▶ Source data
--- begin ---

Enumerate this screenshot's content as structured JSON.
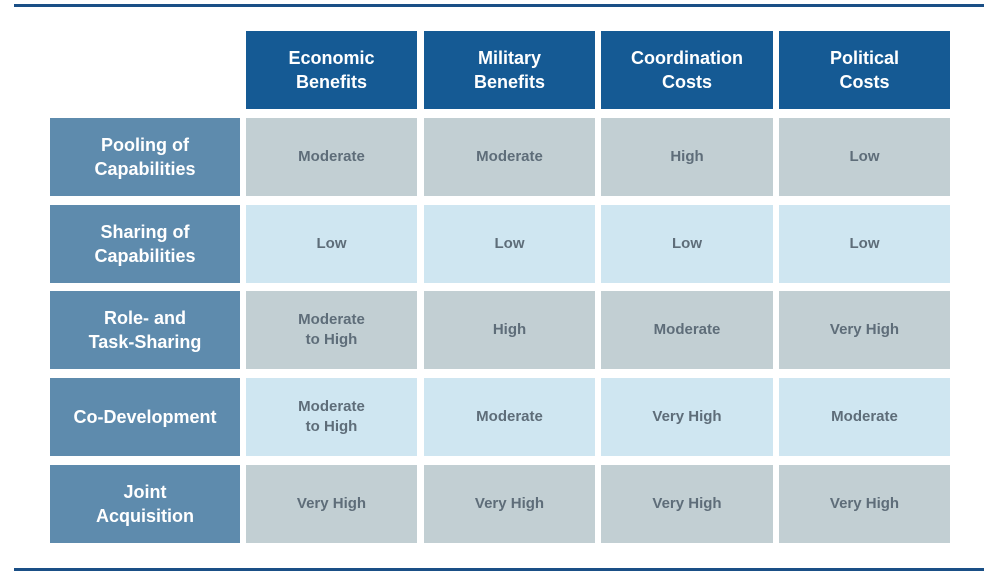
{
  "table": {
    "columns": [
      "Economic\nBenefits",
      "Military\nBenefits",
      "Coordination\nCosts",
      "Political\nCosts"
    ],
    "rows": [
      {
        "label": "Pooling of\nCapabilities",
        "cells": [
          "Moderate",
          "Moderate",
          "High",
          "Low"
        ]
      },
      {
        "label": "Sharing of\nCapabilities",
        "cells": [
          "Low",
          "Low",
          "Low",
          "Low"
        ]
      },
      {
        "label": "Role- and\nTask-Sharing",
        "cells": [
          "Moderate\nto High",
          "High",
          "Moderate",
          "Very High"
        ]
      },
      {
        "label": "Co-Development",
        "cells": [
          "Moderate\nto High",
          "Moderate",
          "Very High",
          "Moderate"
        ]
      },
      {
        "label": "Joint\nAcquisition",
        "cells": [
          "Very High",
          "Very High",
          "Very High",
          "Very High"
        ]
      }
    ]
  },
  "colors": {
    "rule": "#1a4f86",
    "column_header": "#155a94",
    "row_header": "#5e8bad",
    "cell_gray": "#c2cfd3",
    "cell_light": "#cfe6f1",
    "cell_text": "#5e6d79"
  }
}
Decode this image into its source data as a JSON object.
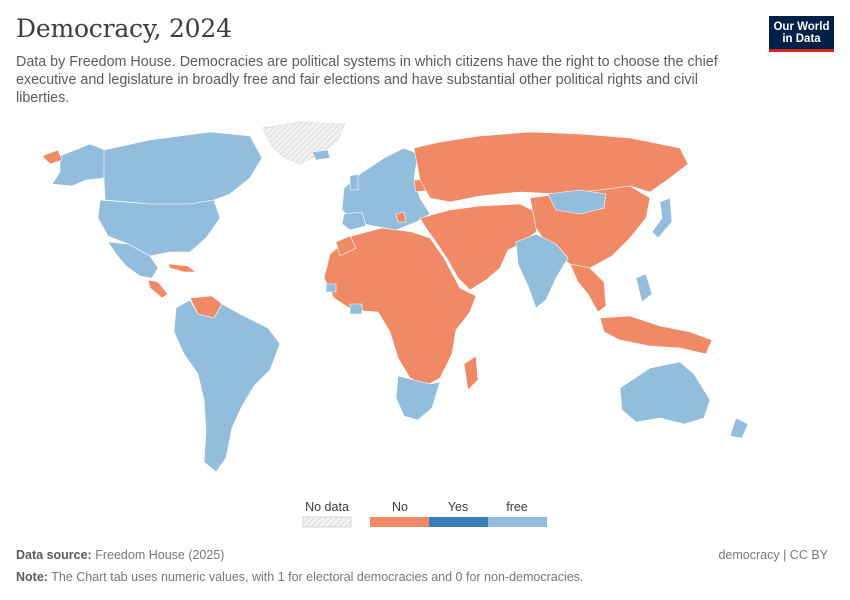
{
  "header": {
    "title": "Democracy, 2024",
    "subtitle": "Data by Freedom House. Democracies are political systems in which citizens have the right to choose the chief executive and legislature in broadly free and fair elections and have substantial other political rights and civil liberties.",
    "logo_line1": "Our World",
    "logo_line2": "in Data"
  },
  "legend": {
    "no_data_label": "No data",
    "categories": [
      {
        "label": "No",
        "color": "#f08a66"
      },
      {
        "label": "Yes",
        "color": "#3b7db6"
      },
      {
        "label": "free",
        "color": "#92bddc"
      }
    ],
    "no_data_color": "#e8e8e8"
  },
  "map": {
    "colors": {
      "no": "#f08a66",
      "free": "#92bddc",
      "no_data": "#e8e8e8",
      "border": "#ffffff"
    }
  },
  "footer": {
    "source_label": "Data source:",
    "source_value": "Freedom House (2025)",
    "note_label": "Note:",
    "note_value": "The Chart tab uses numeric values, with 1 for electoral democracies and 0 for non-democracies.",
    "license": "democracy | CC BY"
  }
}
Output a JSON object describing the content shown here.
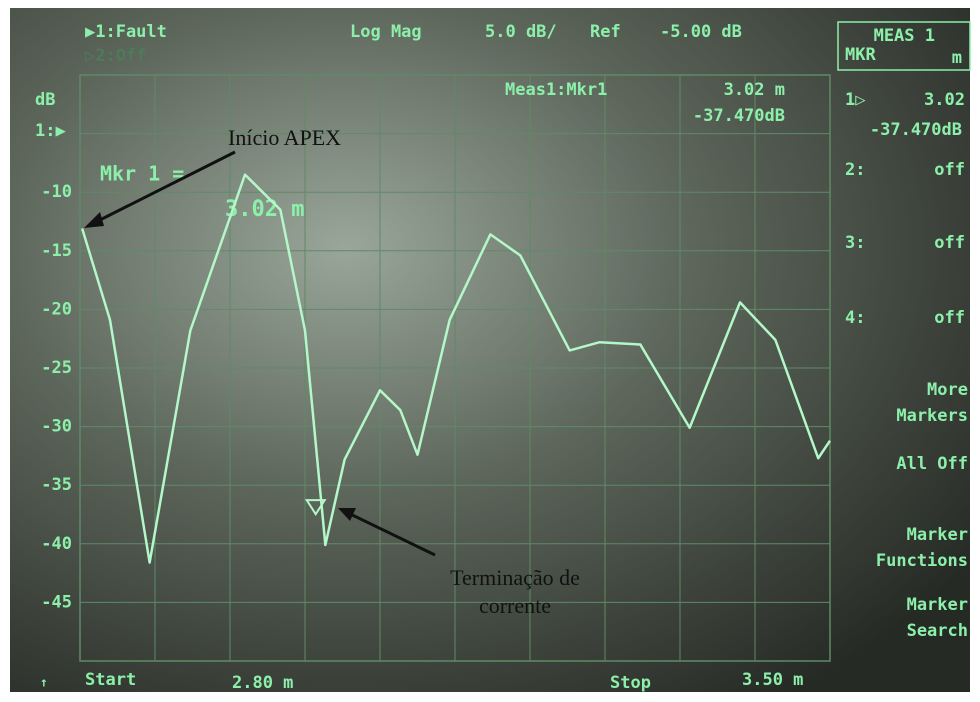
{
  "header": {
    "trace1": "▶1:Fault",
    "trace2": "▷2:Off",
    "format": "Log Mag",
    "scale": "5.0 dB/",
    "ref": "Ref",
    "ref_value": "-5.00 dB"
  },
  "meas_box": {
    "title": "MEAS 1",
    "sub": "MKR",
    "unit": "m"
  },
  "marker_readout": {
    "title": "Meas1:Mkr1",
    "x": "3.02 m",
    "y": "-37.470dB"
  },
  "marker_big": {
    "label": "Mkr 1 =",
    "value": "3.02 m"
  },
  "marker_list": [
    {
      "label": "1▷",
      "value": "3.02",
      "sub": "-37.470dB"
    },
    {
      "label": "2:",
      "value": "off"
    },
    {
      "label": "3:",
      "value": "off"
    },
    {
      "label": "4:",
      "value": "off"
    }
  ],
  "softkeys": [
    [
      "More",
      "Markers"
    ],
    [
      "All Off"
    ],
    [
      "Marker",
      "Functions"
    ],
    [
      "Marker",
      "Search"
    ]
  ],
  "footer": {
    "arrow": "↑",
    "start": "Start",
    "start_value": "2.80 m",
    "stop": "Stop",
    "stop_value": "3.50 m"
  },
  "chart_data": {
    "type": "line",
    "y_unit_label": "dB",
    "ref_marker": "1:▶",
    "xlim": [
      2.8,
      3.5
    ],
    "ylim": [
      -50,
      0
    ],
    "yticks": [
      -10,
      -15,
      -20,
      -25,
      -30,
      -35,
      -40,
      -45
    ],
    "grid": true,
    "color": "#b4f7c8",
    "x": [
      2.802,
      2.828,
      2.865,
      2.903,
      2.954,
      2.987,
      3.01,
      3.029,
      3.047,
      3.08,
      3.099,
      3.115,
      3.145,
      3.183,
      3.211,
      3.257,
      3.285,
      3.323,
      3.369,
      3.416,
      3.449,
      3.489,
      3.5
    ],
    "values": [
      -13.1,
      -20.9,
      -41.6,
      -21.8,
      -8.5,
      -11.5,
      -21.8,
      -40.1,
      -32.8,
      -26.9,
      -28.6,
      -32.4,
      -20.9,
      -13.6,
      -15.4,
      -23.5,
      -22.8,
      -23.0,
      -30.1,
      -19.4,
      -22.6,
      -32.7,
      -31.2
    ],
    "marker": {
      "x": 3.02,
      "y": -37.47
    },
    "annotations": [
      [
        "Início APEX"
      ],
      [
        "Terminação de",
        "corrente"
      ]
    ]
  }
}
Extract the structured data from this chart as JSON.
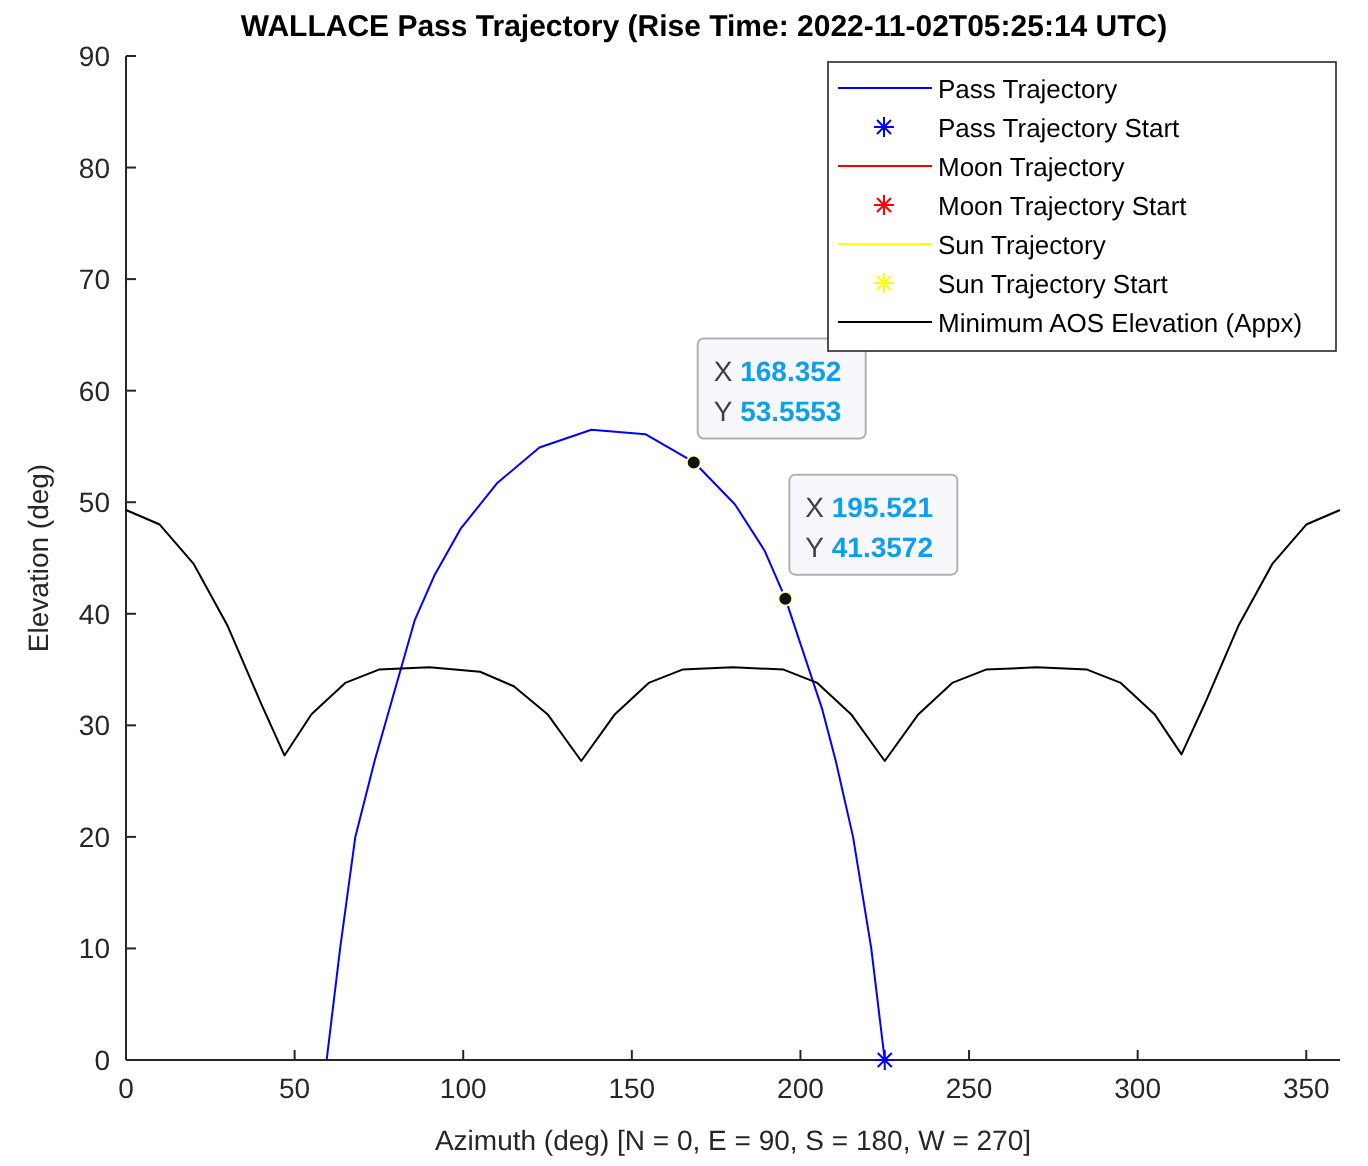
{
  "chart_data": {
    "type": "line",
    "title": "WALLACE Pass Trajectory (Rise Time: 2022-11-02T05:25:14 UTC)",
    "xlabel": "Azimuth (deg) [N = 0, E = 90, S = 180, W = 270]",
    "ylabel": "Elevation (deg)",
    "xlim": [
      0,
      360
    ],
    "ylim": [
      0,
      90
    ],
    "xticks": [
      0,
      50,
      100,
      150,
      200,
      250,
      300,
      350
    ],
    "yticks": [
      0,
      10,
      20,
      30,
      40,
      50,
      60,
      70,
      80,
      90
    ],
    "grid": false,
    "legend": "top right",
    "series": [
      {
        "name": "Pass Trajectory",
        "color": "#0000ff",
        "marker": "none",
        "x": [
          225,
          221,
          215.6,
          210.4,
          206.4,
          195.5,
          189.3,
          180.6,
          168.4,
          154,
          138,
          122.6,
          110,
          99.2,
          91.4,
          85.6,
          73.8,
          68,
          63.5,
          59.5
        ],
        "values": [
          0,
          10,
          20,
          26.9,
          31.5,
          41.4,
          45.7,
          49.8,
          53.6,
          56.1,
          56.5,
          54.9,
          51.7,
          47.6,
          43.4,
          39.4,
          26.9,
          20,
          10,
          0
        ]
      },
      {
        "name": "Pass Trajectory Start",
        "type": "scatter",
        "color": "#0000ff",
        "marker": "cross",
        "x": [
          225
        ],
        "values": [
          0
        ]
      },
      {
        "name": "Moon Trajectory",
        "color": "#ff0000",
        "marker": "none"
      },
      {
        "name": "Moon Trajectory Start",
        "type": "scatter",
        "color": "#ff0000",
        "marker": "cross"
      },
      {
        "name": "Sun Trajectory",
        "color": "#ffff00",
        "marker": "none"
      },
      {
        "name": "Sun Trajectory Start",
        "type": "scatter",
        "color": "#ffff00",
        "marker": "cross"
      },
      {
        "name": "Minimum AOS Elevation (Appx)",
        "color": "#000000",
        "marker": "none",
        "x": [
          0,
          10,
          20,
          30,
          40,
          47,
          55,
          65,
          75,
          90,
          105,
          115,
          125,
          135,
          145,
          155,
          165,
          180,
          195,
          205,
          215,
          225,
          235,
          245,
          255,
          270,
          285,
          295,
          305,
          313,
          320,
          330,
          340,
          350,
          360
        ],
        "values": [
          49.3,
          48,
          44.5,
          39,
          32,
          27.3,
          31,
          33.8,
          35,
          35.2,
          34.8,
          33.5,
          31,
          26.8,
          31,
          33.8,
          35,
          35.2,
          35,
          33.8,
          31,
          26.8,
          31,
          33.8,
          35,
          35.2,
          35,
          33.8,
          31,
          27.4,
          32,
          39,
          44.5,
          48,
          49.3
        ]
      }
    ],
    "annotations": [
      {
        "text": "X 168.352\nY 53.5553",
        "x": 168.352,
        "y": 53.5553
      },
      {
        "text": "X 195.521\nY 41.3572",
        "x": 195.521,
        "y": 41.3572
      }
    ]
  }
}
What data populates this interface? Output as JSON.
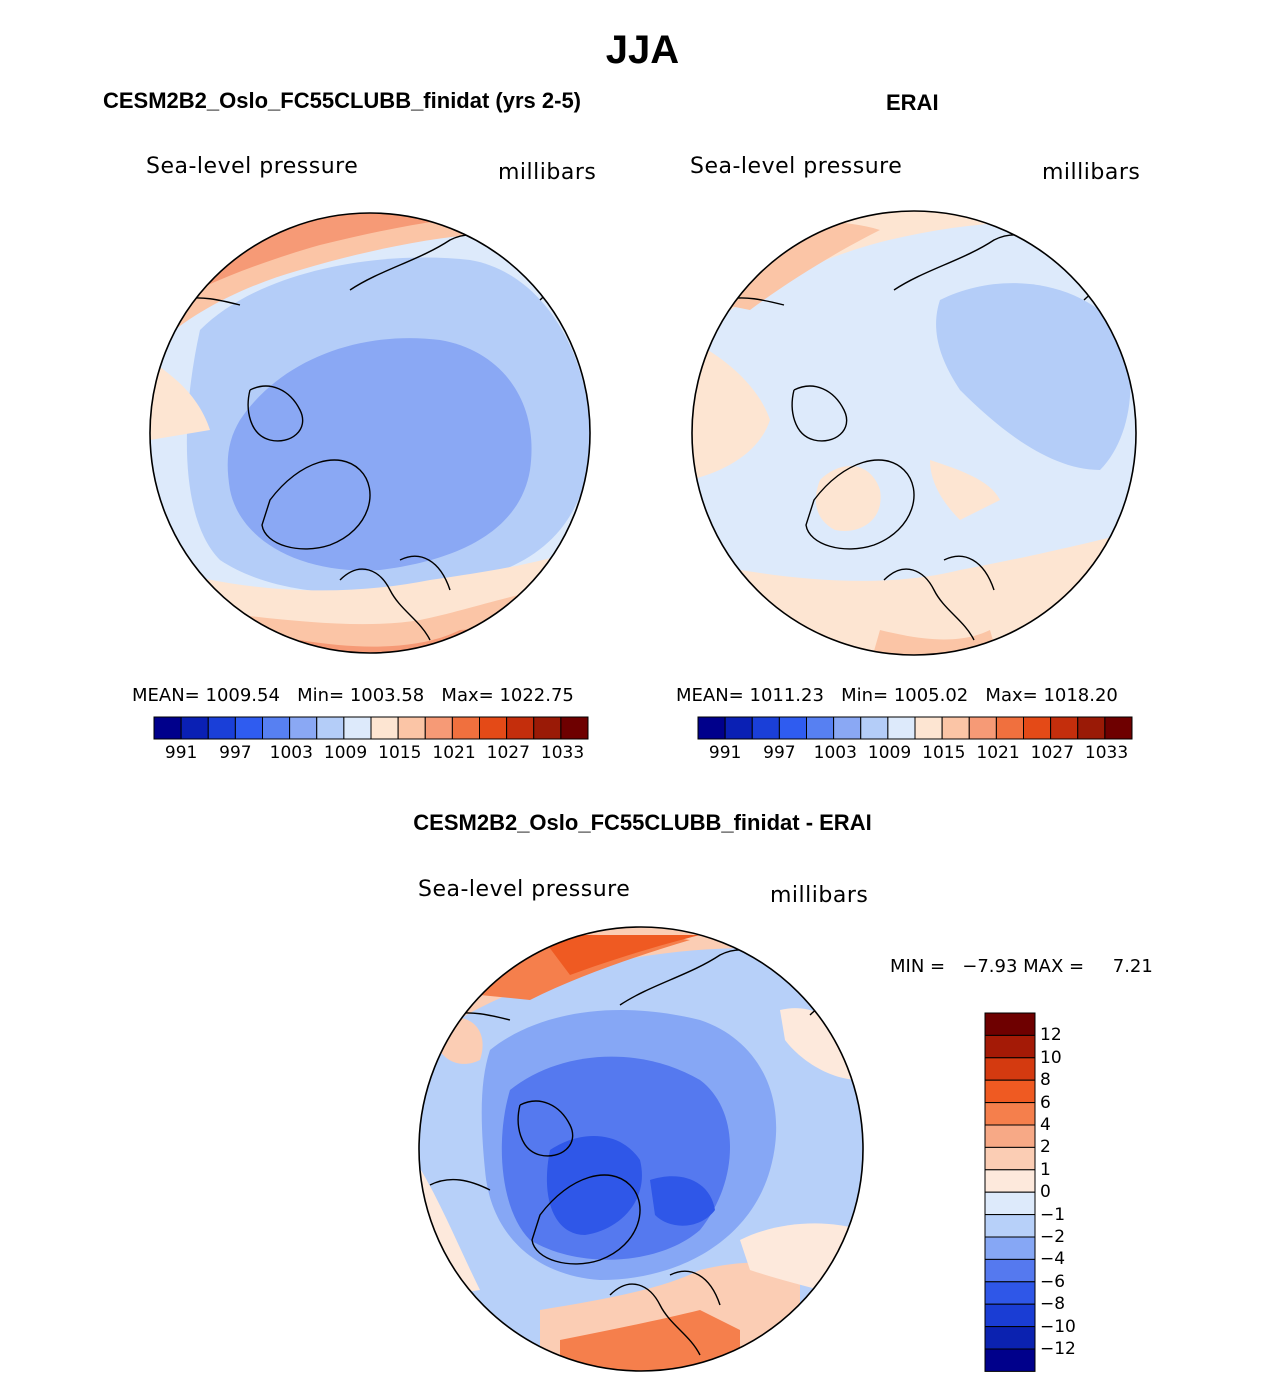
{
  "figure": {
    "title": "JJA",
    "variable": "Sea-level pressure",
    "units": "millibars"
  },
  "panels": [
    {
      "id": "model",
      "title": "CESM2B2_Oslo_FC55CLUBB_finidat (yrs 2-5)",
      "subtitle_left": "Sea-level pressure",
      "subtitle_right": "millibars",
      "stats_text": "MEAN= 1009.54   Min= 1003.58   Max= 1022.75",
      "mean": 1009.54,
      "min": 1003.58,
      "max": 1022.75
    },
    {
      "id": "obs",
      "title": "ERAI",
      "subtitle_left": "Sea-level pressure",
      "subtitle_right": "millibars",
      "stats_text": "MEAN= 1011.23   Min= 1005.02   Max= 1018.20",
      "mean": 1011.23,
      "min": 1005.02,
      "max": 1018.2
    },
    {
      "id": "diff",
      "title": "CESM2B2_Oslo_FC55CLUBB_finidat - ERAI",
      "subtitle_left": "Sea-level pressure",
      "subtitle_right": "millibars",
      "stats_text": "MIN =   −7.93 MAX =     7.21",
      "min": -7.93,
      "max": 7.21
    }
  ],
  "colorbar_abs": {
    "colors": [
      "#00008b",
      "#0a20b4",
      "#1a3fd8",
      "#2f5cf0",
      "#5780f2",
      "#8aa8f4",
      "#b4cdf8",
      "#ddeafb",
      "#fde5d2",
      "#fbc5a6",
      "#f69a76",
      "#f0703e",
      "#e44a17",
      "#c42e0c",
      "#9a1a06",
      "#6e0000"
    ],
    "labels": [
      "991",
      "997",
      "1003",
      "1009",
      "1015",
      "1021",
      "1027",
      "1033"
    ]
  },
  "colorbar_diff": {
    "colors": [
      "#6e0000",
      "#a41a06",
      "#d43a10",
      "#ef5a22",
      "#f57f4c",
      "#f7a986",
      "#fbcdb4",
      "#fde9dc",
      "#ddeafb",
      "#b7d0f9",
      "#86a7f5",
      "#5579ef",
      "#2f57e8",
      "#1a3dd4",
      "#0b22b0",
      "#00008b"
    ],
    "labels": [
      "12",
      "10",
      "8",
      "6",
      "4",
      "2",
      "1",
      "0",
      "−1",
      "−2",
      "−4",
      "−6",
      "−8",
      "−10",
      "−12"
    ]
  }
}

--- end ---

▶ What you will do
Look through the lines above and collect those with the word "ERAI".

▶ Problem solution
      "title": "ERAI",
      "title": "CESM2B2_Oslo_FC55CLUBB_finidat - ERAI",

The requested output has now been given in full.